→ **Work to complete**
Omit the pictures and return every entry exactly as written.

→ **Data for processing**
────────────────────

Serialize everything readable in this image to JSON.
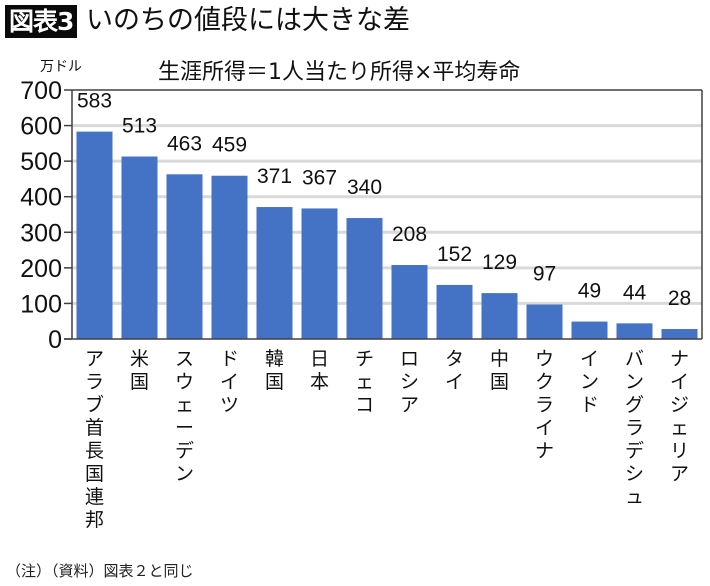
{
  "header": {
    "badge": "図表3",
    "title": "いのちの値段には大きな差"
  },
  "footnote": "（注）（資料）図表２と同じ",
  "colors": {
    "bar": "#4472C4",
    "grid": "#d9d9d9",
    "axis": "#404040"
  },
  "chart_data": {
    "type": "bar",
    "title": "生涯所得＝1人当たり所得×平均寿命",
    "ylabel": "万ドル",
    "xlabel": "",
    "ylim": [
      0,
      700
    ],
    "yticks": [
      0,
      100,
      200,
      300,
      400,
      500,
      600,
      700
    ],
    "grid": true,
    "categories": [
      "アラブ首長国連邦",
      "米国",
      "スウェーデン",
      "ドイツ",
      "韓国",
      "日本",
      "チェコ",
      "ロシア",
      "タイ",
      "中国",
      "ウクライナ",
      "インド",
      "バングラデシュ",
      "ナイジェリア"
    ],
    "values": [
      583,
      513,
      463,
      459,
      371,
      367,
      340,
      208,
      152,
      129,
      97,
      49,
      44,
      28
    ],
    "data_labels": [
      "583",
      "513",
      "463",
      "459",
      "371",
      "367",
      "340",
      "208",
      "152",
      "129",
      "97",
      "49",
      "44",
      "28"
    ]
  }
}
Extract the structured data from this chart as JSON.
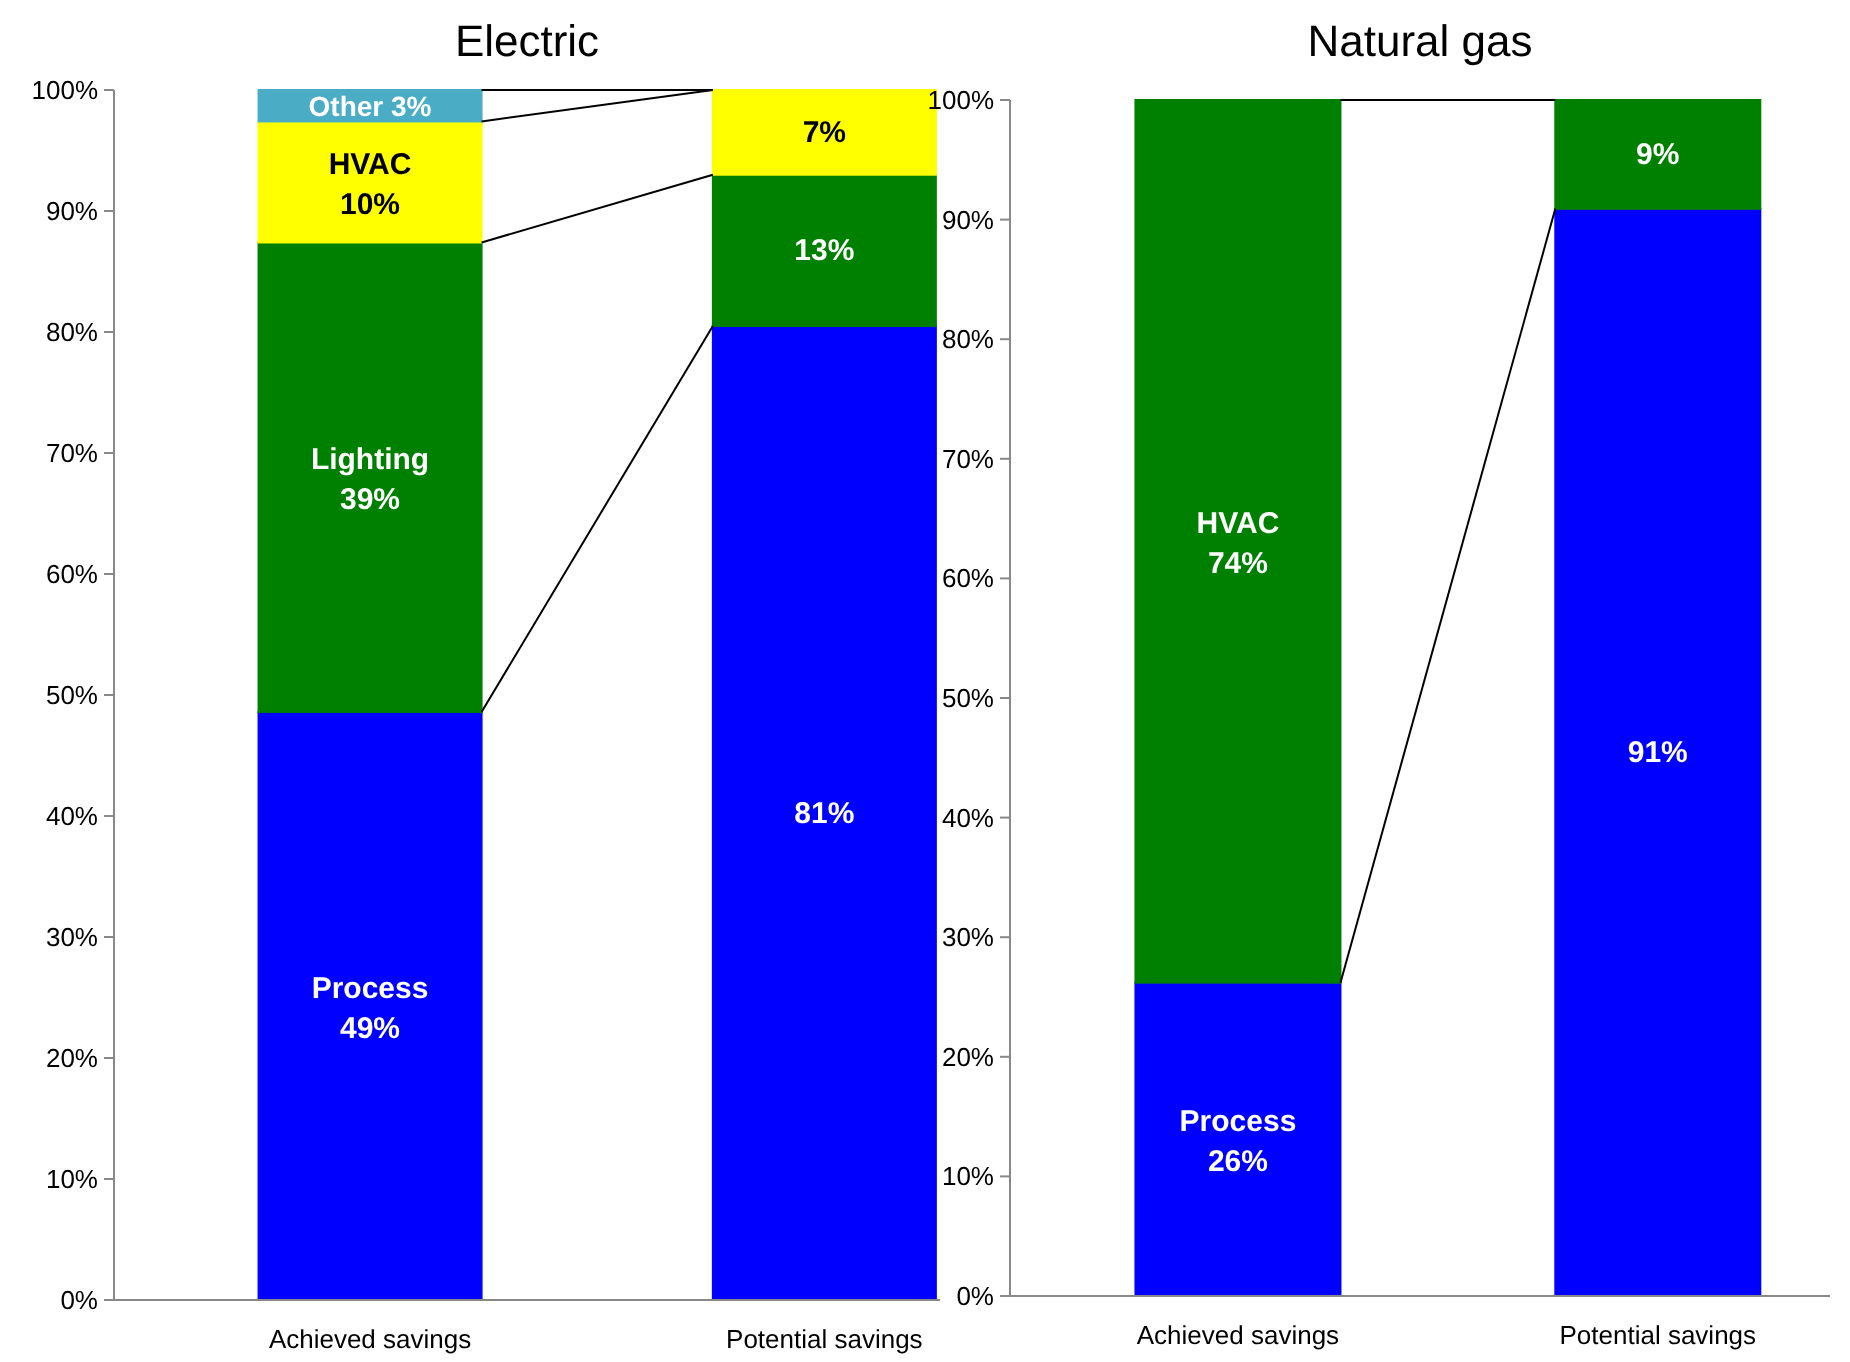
{
  "chart_data": [
    {
      "type": "bar",
      "title": "Electric",
      "stacked": true,
      "categories": [
        "Achieved savings",
        "Potential savings"
      ],
      "ylim": [
        0,
        100
      ],
      "yticks": [
        {
          "value": 0,
          "label": "0%"
        },
        {
          "value": 10,
          "label": "10%"
        },
        {
          "value": 20,
          "label": "20%"
        },
        {
          "value": 30,
          "label": "30%"
        },
        {
          "value": 40,
          "label": "40%"
        },
        {
          "value": 50,
          "label": "50%"
        },
        {
          "value": 60,
          "label": "60%"
        },
        {
          "value": 70,
          "label": "70%"
        },
        {
          "value": 80,
          "label": "80%"
        },
        {
          "value": 90,
          "label": "90%"
        },
        {
          "value": 100,
          "label": "100%"
        }
      ],
      "series": [
        {
          "name": "Process",
          "color": "#0000ff",
          "values": [
            48.6,
            80.5
          ],
          "value_labels": [
            "49%",
            "81%"
          ]
        },
        {
          "name": "Lighting",
          "color": "#008000",
          "values": [
            38.8,
            12.5
          ],
          "value_labels": [
            "39%",
            "13%"
          ]
        },
        {
          "name": "HVAC",
          "color": "#ffff00",
          "values": [
            10.0,
            7.0
          ],
          "value_labels": [
            "10%",
            "7%"
          ]
        },
        {
          "name": "Other",
          "color": "#4bacc6",
          "values": [
            2.6,
            0
          ],
          "value_labels": [
            "3%",
            null
          ]
        }
      ]
    },
    {
      "type": "bar",
      "title": "Natural gas",
      "stacked": true,
      "categories": [
        "Achieved savings",
        "Potential savings"
      ],
      "ylim": [
        0,
        100
      ],
      "yticks": [
        {
          "value": 0,
          "label": "0%"
        },
        {
          "value": 10,
          "label": "10%"
        },
        {
          "value": 20,
          "label": "20%"
        },
        {
          "value": 30,
          "label": "30%"
        },
        {
          "value": 40,
          "label": "40%"
        },
        {
          "value": 50,
          "label": "50%"
        },
        {
          "value": 60,
          "label": "60%"
        },
        {
          "value": 70,
          "label": "70%"
        },
        {
          "value": 80,
          "label": "80%"
        },
        {
          "value": 90,
          "label": "90%"
        },
        {
          "value": 100,
          "label": "100%"
        }
      ],
      "series": [
        {
          "name": "Process",
          "color": "#0000ff",
          "values": [
            26.2,
            90.9
          ],
          "value_labels": [
            "26%",
            "91%"
          ]
        },
        {
          "name": "HVAC",
          "color": "#008000",
          "values": [
            73.8,
            9.1
          ],
          "value_labels": [
            "74%",
            "9%"
          ]
        }
      ]
    }
  ]
}
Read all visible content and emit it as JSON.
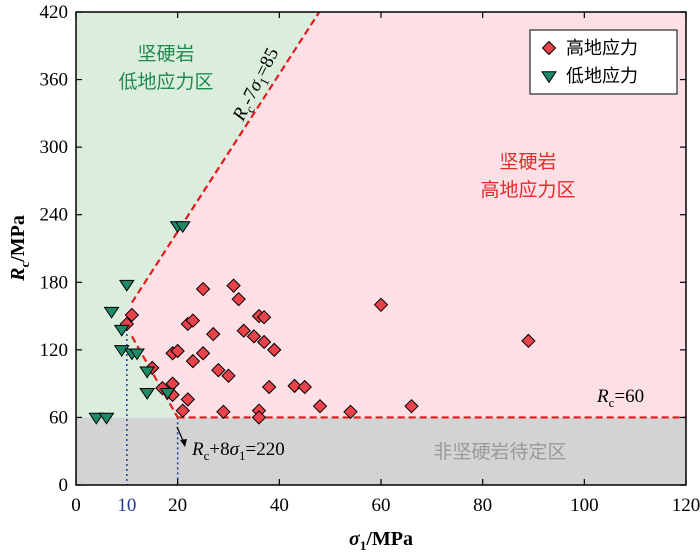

────────────────────

→ **Solution for this problem**
Serialize everything readable in this image to JSON.
{
  "header": {
    "badge": "図表3",
    "title": "いのちの値段には大きな差"
  },
  "footnote": "（注）（資料）図表２と同じ",
  "colors": {
    "bar": "#4472C4",
    "grid": "#d9d9d9",
    "axis": "#404040"
  },
  "chart_data": {
    "type": "bar",
    "title": "生涯所得＝1人当たり所得×平均寿命",
    "ylabel": "万ドル",
    "xlabel": "",
    "ylim": [
      0,
      700
    ],
    "yticks": [
      0,
      100,
      200,
      300,
      400,
      500,
      600,
      700
    ],
    "grid": true,
    "categories": [
      "アラブ首長国連邦",
      "米国",
      "スウェーデン",
      "ドイツ",
      "韓国",
      "日本",
      "チェコ",
      "ロシア",
      "タイ",
      "中国",
      "ウクライナ",
      "インド",
      "バングラデシュ",
      "ナイジェリア"
    ],
    "values": [
      583,
      513,
      463,
      459,
      371,
      367,
      340,
      208,
      152,
      129,
      97,
      49,
      44,
      28
    ],
    "data_labels": [
      "583",
      "513",
      "463",
      "459",
      "371",
      "367",
      "340",
      "208",
      "152",
      "129",
      "97",
      "49",
      "44",
      "28"
    ]
  }
}
Extract the structured data from this chart as JSON.
{
  "chart_data": [
    {
      "type": "bar",
      "title": "Electric",
      "stacked": true,
      "categories": [
        "Achieved savings",
        "Potential savings"
      ],
      "ylim": [
        0,
        100
      ],
      "yticks": [
        {
          "value": 0,
          "label": "0%"
        },
        {
          "value": 10,
          "label": "10%"
        },
        {
          "value": 20,
          "label": "20%"
        },
        {
          "value": 30,
          "label": "30%"
        },
        {
          "value": 40,
          "label": "40%"
        },
        {
          "value": 50,
          "label": "50%"
        },
        {
          "value": 60,
          "label": "60%"
        },
        {
          "value": 70,
          "label": "70%"
        },
        {
          "value": 80,
          "label": "80%"
        },
        {
          "value": 90,
          "label": "90%"
        },
        {
          "value": 100,
          "label": "100%"
        }
      ],
      "series": [
        {
          "name": "Process",
          "color": "#0000ff",
          "values": [
            48.6,
            80.5
          ],
          "value_labels": [
            "49%",
            "81%"
          ]
        },
        {
          "name": "Lighting",
          "color": "#008000",
          "values": [
            38.8,
            12.5
          ],
          "value_labels": [
            "39%",
            "13%"
          ]
        },
        {
          "name": "HVAC",
          "color": "#ffff00",
          "values": [
            10.0,
            7.0
          ],
          "value_labels": [
            "10%",
            "7%"
          ]
        },
        {
          "name": "Other",
          "color": "#4bacc6",
          "values": [
            2.6,
            0
          ],
          "value_labels": [
            "3%",
            null
          ]
        }
      ]
    },
    {
      "type": "bar",
      "title": "Natural gas",
      "stacked": true,
      "categories": [
        "Achieved savings",
        "Potential savings"
      ],
      "ylim": [
        0,
        100
      ],
      "yticks": [
        {
          "value": 0,
          "label": "0%"
        },
        {
          "value": 10,
          "label": "10%"
        },
        {
          "value": 20,
          "label": "20%"
        },
        {
          "value": 30,
          "label": "30%"
        },
        {
          "value": 40,
          "label": "40%"
        },
        {
          "value": 50,
          "label": "50%"
        },
        {
          "value": 60,
          "label": "60%"
        },
        {
          "value": 70,
          "label": "70%"
        },
        {
          "value": 80,
          "label": "80%"
        },
        {
          "value": 90,
          "label": "90%"
        },
        {
          "value": 100,
          "label": "100%"
        }
      ],
      "series": [
        {
          "name": "Process",
          "color": "#0000ff",
          "values": [
            26.2,
            90.9
          ],
          "value_labels": [
            "26%",
            "91%"
          ]
        },
        {
          "name": "HVAC",
          "color": "#008000",
          "values": [
            73.8,
            9.1
          ],
          "value_labels": [
            "74%",
            "9%"
          ]
        }
      ]
    }
  ]
}
Read all visible content and emit it as JSON.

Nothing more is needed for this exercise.